Look through the records and report how many lines include the word "this", with no other words.

.....

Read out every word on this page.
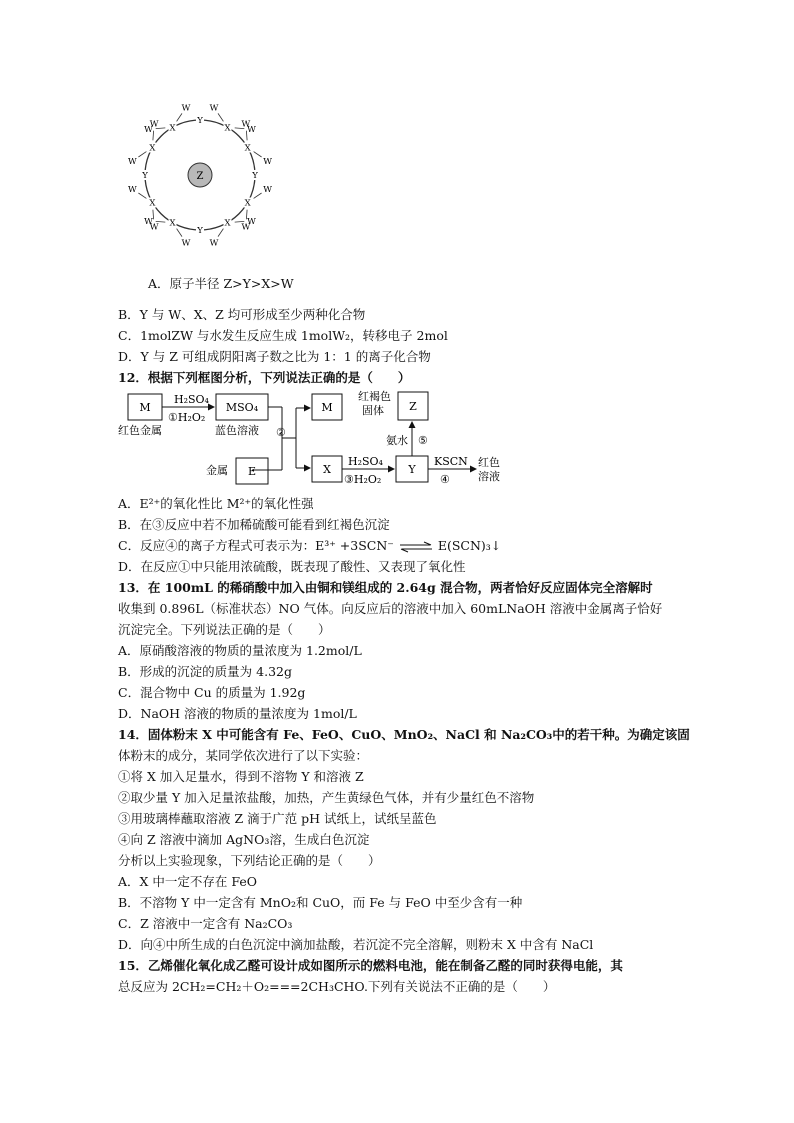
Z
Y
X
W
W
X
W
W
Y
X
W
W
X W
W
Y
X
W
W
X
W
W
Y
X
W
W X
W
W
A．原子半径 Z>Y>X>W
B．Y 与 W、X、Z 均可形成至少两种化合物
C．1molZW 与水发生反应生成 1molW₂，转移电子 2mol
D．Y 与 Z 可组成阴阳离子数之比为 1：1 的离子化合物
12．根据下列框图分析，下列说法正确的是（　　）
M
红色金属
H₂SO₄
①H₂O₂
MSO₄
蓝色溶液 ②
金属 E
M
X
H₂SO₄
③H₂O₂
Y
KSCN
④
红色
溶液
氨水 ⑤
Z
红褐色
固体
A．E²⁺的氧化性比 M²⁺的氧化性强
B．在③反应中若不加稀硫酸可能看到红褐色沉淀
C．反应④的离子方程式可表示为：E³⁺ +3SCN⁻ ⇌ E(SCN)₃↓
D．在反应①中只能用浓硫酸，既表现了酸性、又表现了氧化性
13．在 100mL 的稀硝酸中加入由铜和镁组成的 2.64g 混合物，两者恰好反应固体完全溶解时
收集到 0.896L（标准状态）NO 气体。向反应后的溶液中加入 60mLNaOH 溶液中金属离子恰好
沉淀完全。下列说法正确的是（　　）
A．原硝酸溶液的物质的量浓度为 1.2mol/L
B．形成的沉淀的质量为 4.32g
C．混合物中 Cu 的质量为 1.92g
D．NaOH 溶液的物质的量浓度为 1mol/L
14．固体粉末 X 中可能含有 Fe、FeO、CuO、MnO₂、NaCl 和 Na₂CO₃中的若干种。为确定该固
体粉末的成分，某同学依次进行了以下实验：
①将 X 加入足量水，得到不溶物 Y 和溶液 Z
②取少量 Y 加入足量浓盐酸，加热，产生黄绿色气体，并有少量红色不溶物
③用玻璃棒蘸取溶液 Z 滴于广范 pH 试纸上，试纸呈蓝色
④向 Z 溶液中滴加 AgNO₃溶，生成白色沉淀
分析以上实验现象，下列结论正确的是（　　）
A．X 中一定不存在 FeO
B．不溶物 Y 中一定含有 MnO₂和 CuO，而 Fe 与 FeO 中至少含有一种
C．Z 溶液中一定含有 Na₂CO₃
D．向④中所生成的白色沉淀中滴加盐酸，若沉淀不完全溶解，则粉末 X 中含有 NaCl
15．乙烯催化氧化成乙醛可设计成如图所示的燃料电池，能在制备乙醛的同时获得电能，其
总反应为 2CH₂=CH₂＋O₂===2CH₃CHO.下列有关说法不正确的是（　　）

.....

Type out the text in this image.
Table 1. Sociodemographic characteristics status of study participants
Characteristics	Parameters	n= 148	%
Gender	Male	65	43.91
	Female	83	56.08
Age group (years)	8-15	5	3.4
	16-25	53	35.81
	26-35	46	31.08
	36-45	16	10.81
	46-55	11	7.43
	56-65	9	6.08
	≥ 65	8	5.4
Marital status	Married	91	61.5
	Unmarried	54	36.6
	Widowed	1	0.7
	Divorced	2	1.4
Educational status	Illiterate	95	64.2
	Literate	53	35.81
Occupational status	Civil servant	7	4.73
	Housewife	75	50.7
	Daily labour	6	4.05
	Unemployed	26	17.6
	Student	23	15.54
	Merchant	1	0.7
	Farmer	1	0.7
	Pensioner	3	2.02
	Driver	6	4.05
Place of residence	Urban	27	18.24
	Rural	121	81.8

.....

▶ **THE REPLY**:
2